[DATASET RECORDS start]
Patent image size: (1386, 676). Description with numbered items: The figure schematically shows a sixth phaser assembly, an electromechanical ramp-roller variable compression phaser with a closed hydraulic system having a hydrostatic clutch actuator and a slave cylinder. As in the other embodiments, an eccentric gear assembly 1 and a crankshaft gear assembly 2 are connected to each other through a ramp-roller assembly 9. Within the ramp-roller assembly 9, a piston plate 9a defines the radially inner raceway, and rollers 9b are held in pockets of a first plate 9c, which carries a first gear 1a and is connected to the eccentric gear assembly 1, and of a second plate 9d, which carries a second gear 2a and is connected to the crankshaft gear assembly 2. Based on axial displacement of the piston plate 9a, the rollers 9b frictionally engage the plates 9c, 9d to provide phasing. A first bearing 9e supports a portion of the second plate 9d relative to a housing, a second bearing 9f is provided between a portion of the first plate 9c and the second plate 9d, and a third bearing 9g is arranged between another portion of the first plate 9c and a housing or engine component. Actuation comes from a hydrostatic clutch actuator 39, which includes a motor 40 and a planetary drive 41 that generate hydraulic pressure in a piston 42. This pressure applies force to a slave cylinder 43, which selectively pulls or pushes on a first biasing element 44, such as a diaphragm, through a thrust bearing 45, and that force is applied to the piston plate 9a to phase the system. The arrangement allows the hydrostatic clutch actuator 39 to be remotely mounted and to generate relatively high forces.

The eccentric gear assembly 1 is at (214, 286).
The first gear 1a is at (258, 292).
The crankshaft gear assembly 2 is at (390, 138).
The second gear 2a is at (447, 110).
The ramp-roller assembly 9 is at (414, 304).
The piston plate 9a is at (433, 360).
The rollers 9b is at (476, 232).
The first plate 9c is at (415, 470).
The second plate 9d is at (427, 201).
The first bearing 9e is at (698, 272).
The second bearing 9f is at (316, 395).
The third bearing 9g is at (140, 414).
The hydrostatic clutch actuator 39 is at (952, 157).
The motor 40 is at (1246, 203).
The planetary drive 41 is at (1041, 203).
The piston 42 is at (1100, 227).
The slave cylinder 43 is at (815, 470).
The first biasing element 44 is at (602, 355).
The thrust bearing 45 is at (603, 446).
[DATASET RECORDS end]
● **EXERCISE**
Reproduce these listing lines verbatim.

● **TASK SOLUTION**
Patent image size: (1386, 676). Description with numbered items: The figure schematically shows a sixth phaser assembly, an electromechanical ramp-roller variable compression phaser with a closed hydraulic system having a hydrostatic clutch actuator and a slave cylinder. As in the other embodiments, an eccentric gear assembly 1 and a crankshaft gear assembly 2 are connected to each other through a ramp-roller assembly 9. Within the ramp-roller assembly 9, a piston plate 9a defines the radially inner raceway, and rollers 9b are held in pockets of a first plate 9c, which carries a first gear 1a and is connected to the eccentric gear assembly 1, and of a second plate 9d, which carries a second gear 2a and is connected to the crankshaft gear assembly 2. Based on axial displacement of the piston plate 9a, the rollers 9b frictionally engage the plates 9c, 9d to provide phasing. A first bearing 9e supports a portion of the second plate 9d relative to a housing, a second bearing 9f is provided between a portion of the first plate 9c and the second plate 9d, and a third bearing 9g is arranged between another portion of the first plate 9c and a housing or engine component. Actuation comes from a hydrostatic clutch actuator 39, which includes a motor 40 and a planetary drive 41 that generate hydraulic pressure in a piston 42. This pressure applies force to a slave cylinder 43, which selectively pulls or pushes on a first biasing element 44, such as a diaphragm, through a thrust bearing 45, and that force is applied to the piston plate 9a to phase the system. The arrangement allows the hydrostatic clutch actuator 39 to be remotely mounted and to generate relatively high forces.

The eccentric gear assembly 1 is at (214, 286).
The first gear 1a is at (258, 292).
The crankshaft gear assembly 2 is at (390, 138).
The second gear 2a is at (447, 110).
The ramp-roller assembly 9 is at (414, 304).
The piston plate 9a is at (433, 360).
The rollers 9b is at (476, 232).
The first plate 9c is at (415, 470).
The second plate 9d is at (427, 201).
The first bearing 9e is at (698, 272).
The second bearing 9f is at (316, 395).
The third bearing 9g is at (140, 414).
The hydrostatic clutch actuator 39 is at (952, 157).
The motor 40 is at (1246, 203).
The planetary drive 41 is at (1041, 203).
The piston 42 is at (1100, 227).
The slave cylinder 43 is at (815, 470).
The first biasing element 44 is at (602, 355).
The thrust bearing 45 is at (603, 446).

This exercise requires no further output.